What you should do: Copy out all lines carrying the word "name".

[Figure content listings]
--- START ---

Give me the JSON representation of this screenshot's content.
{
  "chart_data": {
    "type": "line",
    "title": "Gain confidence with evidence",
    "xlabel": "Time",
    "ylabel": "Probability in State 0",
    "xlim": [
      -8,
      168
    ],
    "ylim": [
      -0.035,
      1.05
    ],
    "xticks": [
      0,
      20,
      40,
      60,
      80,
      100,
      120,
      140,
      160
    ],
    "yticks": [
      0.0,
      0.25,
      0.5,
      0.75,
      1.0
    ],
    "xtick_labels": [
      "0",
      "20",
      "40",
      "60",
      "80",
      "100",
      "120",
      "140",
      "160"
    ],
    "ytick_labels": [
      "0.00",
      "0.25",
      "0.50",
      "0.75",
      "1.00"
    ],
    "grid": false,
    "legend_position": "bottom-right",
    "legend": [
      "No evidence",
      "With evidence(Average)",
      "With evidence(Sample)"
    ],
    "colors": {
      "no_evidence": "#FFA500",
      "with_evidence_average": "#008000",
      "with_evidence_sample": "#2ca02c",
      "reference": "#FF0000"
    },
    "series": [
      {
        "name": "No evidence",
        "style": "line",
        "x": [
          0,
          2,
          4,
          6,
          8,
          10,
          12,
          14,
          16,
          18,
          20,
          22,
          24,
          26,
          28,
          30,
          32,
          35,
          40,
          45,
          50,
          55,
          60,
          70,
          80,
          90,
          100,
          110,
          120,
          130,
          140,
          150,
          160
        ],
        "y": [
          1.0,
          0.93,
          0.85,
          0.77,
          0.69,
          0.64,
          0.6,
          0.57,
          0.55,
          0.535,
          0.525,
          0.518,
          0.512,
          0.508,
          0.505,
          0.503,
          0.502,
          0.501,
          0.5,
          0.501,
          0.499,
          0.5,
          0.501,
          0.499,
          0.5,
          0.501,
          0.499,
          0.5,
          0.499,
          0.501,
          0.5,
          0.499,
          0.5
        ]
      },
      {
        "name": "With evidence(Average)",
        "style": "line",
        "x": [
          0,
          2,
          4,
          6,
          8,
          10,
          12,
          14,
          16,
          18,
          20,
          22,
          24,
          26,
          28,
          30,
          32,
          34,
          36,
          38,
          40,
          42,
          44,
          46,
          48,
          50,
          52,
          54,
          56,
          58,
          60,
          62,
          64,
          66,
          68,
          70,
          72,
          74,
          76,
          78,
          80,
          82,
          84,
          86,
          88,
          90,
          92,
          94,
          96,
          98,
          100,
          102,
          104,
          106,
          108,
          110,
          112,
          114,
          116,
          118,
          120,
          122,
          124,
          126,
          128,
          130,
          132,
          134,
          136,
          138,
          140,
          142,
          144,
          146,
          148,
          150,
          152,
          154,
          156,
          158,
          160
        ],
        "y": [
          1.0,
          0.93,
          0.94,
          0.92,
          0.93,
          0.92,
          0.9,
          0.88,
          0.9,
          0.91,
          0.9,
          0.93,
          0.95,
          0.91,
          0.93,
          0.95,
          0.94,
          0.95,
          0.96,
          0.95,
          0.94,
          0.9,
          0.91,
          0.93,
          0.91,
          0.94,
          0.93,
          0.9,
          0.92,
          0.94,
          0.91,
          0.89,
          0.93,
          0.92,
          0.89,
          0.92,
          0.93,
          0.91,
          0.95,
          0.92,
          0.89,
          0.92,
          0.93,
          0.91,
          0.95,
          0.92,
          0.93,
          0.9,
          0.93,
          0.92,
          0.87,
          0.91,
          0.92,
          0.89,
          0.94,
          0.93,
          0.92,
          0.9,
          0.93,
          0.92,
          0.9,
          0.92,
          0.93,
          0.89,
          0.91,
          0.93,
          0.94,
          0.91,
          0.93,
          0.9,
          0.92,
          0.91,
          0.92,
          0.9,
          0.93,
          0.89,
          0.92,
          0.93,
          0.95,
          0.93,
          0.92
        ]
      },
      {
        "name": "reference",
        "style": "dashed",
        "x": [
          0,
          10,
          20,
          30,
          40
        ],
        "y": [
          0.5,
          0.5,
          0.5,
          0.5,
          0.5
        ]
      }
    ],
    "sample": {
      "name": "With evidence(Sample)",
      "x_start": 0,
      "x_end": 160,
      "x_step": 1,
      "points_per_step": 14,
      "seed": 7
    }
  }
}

--- END ---

Output for this exercise:
        "name": "No evidence",
        "name": "With evidence(Average)",
        "name": "reference",
      "name": "With evidence(Sample)",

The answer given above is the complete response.